▶ **EXERCISE INSTRUCTIONS**:
Copy each line of the entries that contains the word "object".

§

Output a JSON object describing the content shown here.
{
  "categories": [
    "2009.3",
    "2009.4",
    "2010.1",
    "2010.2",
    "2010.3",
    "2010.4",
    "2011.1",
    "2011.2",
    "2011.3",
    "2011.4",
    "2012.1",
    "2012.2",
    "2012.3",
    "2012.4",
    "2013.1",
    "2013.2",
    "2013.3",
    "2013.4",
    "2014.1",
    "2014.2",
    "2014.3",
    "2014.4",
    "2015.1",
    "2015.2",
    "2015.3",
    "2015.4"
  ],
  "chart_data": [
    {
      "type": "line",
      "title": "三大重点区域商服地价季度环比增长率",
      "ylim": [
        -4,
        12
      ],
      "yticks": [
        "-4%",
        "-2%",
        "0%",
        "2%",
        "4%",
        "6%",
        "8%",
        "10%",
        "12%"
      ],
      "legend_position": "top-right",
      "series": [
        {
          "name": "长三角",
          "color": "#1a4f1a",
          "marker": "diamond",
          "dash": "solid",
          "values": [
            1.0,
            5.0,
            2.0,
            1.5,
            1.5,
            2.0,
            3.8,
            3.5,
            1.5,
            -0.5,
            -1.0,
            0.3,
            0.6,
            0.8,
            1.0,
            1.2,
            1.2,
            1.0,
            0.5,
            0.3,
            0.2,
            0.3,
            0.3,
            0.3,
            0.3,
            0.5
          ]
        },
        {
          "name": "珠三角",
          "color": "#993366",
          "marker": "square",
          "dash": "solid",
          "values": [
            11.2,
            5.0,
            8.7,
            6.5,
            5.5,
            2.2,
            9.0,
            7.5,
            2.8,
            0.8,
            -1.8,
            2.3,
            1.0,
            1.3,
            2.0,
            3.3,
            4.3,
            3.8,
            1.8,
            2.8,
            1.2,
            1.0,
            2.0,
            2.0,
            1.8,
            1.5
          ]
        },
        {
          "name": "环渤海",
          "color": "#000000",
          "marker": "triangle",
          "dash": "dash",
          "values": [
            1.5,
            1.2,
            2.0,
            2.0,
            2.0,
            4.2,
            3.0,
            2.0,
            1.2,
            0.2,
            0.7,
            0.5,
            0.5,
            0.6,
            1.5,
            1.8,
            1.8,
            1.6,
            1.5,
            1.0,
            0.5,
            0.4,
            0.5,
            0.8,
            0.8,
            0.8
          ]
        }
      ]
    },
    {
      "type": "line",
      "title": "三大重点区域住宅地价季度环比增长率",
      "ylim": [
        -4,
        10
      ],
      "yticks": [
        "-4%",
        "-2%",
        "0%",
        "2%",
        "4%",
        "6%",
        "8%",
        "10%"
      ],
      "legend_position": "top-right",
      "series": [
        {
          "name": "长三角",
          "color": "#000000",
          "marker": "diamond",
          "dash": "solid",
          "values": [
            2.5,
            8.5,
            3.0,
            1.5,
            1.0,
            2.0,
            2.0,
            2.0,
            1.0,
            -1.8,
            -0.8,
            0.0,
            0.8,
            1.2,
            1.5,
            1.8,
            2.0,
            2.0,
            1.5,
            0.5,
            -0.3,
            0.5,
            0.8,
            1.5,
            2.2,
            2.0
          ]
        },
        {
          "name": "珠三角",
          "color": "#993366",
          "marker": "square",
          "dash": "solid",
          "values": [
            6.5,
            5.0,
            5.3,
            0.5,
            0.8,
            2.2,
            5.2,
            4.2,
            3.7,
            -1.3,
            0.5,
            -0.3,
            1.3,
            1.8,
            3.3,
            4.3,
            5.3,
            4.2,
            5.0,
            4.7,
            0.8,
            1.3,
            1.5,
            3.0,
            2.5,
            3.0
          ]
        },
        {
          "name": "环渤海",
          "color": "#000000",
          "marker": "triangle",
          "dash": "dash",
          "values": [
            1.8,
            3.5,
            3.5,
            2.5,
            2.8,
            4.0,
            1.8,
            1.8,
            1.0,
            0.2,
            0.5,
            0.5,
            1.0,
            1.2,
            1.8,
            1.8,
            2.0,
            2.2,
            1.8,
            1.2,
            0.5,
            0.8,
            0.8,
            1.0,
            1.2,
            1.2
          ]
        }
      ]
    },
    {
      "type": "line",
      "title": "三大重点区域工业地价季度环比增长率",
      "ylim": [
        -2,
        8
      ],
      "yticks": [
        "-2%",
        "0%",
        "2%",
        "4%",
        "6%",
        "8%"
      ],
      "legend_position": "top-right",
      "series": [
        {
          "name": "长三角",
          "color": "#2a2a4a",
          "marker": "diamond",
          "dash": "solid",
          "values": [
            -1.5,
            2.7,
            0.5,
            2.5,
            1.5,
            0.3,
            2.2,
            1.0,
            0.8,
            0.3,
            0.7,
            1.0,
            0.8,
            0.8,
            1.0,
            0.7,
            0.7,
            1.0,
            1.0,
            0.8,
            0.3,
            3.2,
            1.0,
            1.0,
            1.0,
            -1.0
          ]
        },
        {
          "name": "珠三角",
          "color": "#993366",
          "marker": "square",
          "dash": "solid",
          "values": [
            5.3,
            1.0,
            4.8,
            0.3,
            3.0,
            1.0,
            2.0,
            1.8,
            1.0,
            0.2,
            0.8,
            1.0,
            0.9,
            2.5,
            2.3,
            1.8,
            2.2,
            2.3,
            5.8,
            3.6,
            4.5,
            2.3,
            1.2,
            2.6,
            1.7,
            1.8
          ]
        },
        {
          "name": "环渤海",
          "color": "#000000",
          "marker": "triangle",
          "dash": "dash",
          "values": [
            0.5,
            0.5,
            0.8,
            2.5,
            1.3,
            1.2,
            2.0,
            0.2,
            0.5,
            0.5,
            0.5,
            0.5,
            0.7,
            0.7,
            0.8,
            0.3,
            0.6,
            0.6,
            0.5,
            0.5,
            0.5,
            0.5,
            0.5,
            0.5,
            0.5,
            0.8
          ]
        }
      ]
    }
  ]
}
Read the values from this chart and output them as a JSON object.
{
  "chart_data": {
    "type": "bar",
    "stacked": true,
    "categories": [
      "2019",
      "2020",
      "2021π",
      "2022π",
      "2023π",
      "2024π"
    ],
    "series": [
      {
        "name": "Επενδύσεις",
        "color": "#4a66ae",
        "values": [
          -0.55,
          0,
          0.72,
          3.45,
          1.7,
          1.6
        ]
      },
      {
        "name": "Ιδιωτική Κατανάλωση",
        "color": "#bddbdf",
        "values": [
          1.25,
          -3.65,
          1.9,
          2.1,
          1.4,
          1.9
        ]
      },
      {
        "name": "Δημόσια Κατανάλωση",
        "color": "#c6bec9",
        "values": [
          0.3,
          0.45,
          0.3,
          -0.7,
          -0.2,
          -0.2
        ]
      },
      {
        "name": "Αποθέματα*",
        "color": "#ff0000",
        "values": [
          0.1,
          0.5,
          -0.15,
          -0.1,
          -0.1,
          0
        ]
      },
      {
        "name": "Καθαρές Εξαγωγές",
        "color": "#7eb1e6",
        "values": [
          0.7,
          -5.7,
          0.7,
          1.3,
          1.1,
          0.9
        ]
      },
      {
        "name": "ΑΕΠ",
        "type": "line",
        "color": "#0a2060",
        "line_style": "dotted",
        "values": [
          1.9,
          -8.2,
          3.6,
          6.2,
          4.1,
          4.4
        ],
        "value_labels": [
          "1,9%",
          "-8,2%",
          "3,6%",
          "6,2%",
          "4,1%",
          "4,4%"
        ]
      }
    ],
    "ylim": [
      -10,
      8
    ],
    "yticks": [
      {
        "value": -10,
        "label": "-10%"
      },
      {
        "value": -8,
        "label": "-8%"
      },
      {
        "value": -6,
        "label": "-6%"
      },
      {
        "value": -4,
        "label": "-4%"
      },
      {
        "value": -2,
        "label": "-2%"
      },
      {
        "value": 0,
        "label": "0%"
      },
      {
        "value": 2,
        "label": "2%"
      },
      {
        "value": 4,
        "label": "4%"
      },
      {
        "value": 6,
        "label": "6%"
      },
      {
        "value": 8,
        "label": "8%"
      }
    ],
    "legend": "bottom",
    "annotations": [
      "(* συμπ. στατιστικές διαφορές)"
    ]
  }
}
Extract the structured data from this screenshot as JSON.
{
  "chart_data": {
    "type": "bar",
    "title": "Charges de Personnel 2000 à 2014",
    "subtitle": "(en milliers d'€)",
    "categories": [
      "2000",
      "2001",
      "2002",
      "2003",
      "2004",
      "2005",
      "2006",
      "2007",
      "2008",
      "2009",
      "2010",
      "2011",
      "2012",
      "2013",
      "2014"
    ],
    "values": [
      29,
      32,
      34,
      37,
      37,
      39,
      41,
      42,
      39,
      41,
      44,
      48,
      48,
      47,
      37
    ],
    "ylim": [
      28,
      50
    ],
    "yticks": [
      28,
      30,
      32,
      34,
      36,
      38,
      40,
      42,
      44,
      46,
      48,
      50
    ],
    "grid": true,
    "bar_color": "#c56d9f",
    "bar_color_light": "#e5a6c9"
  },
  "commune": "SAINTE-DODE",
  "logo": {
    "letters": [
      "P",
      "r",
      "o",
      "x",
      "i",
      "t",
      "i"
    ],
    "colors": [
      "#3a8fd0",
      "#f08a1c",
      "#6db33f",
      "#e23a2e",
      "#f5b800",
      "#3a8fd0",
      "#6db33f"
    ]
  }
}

§

▶ **FULL RESPONSE**:
Output a JSON object describing the content shown here.
Read the values from this chart and output them as a JSON object.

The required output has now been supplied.